Problem to work on => Find each line with the string "nContractor" and report it.

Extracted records
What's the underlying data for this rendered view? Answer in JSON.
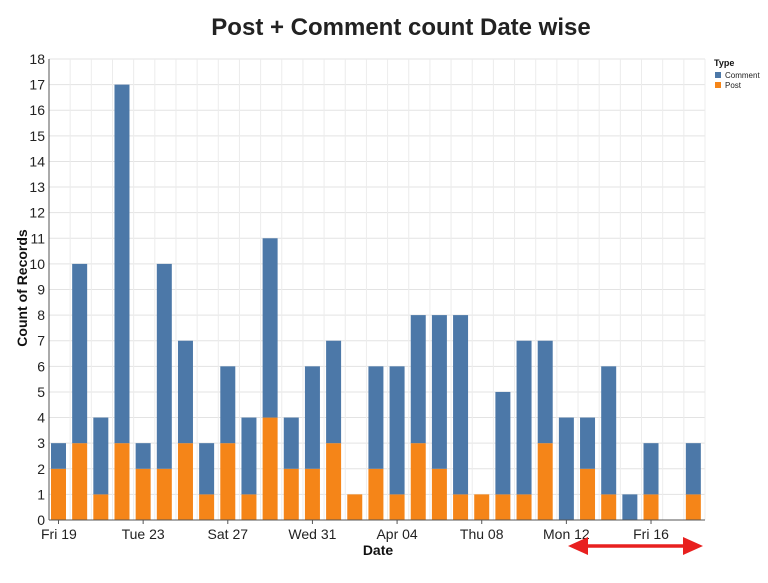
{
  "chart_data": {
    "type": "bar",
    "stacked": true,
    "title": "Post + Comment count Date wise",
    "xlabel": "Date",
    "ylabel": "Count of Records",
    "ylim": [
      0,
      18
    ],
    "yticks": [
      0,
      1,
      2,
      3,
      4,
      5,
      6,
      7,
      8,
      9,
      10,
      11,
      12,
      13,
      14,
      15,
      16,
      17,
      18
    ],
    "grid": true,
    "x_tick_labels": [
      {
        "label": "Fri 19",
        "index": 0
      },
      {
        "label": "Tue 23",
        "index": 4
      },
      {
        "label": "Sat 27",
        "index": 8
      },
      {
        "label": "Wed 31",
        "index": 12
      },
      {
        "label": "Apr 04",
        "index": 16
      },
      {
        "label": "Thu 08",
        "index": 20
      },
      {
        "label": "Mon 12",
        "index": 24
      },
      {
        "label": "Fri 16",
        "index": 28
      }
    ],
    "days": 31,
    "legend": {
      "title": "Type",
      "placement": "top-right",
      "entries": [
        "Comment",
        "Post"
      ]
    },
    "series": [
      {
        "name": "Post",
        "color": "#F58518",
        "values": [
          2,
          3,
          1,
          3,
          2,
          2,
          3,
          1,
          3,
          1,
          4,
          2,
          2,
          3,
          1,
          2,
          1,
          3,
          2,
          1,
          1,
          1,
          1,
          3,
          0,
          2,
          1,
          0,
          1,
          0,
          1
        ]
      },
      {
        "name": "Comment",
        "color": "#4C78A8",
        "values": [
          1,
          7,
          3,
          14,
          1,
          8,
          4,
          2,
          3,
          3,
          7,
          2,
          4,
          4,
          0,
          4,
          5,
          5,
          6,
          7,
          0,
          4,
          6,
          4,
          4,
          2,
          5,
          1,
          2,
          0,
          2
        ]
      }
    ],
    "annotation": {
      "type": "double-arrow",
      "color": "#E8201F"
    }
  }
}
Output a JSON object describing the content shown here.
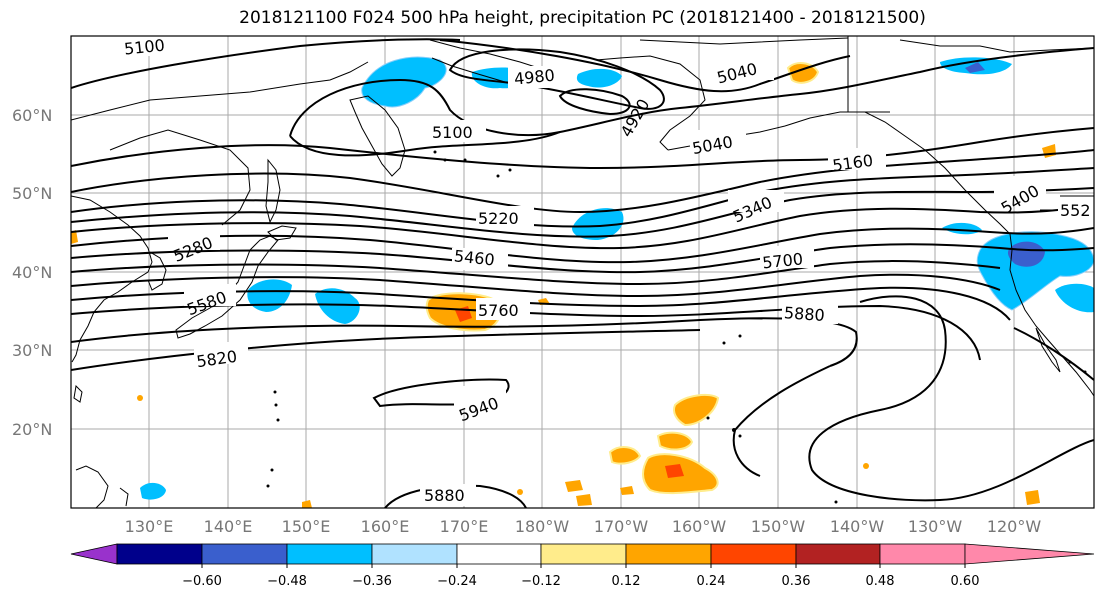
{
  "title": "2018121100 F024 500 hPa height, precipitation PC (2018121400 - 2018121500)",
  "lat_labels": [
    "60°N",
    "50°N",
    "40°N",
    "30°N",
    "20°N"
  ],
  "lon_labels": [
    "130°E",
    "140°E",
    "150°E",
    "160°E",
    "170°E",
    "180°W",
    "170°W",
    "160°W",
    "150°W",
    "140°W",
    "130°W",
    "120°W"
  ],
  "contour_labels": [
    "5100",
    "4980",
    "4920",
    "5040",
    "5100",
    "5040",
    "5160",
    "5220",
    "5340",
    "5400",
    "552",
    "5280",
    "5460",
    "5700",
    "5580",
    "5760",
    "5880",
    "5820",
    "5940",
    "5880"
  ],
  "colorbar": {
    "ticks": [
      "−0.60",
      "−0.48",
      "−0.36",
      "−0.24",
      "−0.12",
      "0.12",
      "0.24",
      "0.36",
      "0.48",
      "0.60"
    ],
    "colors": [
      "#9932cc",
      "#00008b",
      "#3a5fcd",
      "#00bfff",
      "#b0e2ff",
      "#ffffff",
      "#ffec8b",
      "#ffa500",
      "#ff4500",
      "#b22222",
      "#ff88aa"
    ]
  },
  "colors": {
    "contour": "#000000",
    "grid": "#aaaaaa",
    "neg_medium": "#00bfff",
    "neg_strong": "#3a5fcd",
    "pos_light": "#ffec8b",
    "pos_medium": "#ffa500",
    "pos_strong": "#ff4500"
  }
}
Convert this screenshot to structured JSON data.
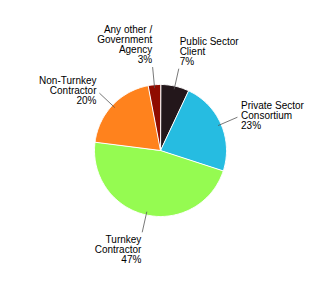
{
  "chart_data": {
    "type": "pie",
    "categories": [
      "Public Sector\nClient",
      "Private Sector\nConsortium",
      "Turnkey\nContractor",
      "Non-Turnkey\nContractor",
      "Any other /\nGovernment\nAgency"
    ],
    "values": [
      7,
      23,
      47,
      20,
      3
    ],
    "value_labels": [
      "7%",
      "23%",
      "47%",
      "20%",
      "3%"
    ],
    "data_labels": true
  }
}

Response to this task =>
      "Turnkey\nContractor",
      "Non-Turnkey\nContractor",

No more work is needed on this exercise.